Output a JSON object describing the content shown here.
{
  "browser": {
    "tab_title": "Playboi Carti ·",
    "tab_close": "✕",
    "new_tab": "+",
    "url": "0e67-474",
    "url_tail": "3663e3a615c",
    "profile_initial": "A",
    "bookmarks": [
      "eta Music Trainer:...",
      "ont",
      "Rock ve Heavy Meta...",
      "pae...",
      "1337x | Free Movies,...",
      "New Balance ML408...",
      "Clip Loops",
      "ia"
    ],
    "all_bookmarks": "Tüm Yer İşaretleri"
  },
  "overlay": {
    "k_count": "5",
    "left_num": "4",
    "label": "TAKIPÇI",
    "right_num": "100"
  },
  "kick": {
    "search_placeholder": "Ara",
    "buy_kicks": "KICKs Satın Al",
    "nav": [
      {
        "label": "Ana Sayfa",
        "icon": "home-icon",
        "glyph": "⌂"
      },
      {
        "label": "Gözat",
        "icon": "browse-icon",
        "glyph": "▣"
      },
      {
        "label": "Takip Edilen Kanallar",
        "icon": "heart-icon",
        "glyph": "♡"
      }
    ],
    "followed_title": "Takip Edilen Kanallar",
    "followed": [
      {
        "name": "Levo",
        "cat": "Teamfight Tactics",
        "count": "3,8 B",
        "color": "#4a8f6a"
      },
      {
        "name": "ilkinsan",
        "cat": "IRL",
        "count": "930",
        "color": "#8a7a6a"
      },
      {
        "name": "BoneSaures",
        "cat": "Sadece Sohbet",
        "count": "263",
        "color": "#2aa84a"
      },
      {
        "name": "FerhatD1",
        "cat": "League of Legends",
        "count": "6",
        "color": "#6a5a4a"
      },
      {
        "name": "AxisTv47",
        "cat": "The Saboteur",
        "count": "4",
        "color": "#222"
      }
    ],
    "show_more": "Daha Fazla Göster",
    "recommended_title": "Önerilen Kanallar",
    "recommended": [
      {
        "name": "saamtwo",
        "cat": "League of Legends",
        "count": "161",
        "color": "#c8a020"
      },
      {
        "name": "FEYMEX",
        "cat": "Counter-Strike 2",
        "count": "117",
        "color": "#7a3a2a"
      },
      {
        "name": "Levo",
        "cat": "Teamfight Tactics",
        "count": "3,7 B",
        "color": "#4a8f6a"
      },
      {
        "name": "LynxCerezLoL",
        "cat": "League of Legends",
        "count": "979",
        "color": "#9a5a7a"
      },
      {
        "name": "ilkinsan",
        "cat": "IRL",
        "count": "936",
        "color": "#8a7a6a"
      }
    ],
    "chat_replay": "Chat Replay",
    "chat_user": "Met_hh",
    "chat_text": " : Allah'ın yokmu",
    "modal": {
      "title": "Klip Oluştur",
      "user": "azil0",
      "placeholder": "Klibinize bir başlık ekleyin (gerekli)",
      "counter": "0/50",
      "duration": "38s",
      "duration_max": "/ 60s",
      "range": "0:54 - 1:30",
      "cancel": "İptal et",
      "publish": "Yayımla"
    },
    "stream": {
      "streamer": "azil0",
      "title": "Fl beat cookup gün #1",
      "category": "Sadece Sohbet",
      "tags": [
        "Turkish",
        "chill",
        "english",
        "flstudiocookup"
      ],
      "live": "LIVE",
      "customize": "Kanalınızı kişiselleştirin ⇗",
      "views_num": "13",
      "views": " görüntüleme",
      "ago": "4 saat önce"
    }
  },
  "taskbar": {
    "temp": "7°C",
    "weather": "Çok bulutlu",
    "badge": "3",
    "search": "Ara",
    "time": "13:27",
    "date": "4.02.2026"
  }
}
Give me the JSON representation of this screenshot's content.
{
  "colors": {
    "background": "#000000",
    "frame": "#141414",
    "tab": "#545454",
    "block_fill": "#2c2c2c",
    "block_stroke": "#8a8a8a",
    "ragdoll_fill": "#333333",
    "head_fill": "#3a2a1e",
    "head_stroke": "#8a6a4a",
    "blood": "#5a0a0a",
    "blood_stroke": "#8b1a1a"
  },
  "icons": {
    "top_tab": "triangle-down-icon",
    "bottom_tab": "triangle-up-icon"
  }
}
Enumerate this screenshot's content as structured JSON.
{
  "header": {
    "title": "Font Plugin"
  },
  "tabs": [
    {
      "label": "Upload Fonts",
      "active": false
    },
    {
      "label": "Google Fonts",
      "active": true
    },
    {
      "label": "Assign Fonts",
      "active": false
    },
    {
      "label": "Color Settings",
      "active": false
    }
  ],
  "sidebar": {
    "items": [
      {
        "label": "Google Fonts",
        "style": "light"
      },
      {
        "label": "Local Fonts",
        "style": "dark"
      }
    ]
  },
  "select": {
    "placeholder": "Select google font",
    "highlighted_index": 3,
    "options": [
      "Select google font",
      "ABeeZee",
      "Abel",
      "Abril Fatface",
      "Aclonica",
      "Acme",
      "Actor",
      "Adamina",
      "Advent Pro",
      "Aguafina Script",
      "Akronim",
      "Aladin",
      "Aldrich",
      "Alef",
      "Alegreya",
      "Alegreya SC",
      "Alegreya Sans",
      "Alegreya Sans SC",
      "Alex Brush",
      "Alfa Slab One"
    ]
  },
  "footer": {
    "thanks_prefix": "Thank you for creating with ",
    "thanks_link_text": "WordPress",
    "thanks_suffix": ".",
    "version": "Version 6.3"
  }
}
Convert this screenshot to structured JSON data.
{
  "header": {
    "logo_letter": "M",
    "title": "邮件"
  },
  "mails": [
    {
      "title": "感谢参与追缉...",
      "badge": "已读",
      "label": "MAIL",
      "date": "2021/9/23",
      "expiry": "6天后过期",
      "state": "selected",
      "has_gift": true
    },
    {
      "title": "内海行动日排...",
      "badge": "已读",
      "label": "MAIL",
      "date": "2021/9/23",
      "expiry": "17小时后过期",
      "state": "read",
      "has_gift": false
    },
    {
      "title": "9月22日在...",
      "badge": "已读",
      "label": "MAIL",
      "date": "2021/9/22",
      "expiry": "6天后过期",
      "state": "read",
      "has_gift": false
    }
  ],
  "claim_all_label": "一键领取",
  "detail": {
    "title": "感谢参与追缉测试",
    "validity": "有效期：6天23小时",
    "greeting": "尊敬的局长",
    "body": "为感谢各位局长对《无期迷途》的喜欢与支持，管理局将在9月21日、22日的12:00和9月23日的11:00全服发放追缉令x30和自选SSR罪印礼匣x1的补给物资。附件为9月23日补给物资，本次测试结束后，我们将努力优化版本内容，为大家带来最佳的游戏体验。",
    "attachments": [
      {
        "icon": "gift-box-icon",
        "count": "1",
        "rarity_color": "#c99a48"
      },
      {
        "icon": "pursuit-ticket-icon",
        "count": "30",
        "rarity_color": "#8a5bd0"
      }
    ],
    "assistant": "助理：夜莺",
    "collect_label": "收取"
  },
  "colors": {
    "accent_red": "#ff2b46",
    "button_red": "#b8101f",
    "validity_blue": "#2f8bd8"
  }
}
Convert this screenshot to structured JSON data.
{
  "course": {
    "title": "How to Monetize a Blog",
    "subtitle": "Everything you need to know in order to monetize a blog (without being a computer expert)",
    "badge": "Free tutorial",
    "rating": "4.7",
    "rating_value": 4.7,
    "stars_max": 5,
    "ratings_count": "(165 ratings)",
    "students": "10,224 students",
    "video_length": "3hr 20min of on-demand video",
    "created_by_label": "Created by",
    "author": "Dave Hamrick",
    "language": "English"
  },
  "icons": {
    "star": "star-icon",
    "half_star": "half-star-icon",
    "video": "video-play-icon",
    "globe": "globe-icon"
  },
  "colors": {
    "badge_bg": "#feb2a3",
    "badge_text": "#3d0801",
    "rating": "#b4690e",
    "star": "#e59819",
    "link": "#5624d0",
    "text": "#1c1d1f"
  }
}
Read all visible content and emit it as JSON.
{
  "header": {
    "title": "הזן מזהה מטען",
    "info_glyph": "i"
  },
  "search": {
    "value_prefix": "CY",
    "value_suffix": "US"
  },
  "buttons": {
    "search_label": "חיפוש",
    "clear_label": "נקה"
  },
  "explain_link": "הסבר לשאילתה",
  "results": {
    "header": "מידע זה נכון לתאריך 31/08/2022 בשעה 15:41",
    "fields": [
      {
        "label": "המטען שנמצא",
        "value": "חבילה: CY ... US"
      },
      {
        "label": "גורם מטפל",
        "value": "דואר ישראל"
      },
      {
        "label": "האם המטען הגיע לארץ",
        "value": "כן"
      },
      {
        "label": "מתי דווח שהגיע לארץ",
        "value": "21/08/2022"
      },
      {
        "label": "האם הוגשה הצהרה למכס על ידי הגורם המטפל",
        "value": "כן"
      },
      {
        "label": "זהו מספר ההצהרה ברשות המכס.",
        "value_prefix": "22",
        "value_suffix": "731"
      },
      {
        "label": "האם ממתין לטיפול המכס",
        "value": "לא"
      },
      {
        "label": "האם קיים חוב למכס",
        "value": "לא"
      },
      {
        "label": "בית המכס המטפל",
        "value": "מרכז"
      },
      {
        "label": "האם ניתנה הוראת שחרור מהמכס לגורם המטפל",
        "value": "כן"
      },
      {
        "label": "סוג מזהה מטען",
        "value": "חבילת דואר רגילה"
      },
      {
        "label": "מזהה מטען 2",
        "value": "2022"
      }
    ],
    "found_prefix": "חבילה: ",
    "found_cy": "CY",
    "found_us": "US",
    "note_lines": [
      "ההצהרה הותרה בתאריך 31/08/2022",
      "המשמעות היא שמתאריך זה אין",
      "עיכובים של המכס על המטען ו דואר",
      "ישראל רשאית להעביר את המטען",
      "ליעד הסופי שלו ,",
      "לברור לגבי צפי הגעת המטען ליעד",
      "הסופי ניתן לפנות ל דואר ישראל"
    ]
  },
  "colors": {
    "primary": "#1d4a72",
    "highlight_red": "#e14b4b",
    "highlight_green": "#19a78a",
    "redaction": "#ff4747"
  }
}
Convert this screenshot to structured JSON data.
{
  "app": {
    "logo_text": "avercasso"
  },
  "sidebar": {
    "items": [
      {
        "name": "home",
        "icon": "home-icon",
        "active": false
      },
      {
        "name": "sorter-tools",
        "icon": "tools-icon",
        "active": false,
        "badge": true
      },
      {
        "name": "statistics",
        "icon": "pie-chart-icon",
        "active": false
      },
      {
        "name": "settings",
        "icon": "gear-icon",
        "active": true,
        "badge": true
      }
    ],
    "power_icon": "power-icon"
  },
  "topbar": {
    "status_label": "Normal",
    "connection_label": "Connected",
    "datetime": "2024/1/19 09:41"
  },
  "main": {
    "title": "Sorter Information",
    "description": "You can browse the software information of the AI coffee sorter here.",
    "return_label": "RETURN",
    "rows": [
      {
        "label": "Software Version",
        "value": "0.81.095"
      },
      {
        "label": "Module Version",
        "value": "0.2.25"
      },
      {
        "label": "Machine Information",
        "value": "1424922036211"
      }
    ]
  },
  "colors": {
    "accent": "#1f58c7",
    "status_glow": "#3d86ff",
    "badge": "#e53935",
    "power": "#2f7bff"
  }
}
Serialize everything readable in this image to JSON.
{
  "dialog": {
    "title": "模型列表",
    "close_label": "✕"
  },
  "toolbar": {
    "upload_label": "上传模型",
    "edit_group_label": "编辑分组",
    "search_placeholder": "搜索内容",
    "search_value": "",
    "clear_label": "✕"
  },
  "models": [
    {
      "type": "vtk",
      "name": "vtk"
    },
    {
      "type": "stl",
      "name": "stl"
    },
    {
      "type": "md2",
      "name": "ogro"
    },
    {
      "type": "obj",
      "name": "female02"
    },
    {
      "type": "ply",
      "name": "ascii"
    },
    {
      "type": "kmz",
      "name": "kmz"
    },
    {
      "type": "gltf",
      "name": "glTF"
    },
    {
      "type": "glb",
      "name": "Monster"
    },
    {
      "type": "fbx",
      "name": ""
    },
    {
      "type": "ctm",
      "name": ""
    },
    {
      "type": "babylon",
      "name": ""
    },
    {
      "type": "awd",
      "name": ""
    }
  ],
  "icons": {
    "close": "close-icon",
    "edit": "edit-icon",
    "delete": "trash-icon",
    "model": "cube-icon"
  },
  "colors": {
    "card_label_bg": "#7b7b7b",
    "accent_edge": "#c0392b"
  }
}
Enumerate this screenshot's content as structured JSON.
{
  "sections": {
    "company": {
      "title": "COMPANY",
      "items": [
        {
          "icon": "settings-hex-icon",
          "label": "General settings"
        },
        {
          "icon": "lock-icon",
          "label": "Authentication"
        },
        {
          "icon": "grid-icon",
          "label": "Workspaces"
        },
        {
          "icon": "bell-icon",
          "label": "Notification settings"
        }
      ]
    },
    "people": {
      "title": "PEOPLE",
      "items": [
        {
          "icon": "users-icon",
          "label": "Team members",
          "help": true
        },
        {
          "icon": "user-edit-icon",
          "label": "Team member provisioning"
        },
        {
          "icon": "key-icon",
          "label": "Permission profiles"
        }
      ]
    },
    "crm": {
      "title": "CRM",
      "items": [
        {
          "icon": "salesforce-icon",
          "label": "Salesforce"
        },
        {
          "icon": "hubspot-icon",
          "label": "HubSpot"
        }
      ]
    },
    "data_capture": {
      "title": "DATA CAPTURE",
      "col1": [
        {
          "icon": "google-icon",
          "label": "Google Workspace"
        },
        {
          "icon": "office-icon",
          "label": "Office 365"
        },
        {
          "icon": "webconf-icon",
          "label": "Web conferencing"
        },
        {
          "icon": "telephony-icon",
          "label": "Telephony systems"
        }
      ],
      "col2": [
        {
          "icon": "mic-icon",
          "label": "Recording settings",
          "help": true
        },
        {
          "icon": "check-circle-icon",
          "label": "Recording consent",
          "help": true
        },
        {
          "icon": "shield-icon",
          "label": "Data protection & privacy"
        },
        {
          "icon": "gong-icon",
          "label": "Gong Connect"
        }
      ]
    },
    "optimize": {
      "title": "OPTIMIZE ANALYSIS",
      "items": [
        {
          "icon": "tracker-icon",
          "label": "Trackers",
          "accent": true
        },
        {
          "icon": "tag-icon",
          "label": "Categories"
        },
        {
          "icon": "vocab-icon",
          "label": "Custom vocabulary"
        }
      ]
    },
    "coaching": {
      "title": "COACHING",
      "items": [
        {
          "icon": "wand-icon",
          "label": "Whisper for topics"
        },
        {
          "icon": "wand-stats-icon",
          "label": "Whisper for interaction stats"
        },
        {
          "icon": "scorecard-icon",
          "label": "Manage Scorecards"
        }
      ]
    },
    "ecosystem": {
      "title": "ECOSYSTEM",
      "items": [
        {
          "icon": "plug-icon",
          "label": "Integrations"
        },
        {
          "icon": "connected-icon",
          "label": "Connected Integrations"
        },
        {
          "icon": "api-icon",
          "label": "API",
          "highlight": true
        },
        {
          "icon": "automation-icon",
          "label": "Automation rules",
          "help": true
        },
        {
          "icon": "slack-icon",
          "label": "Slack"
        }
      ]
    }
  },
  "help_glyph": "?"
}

Brief — From the material, report only how many lines include the word "חבילה".

Reply — 2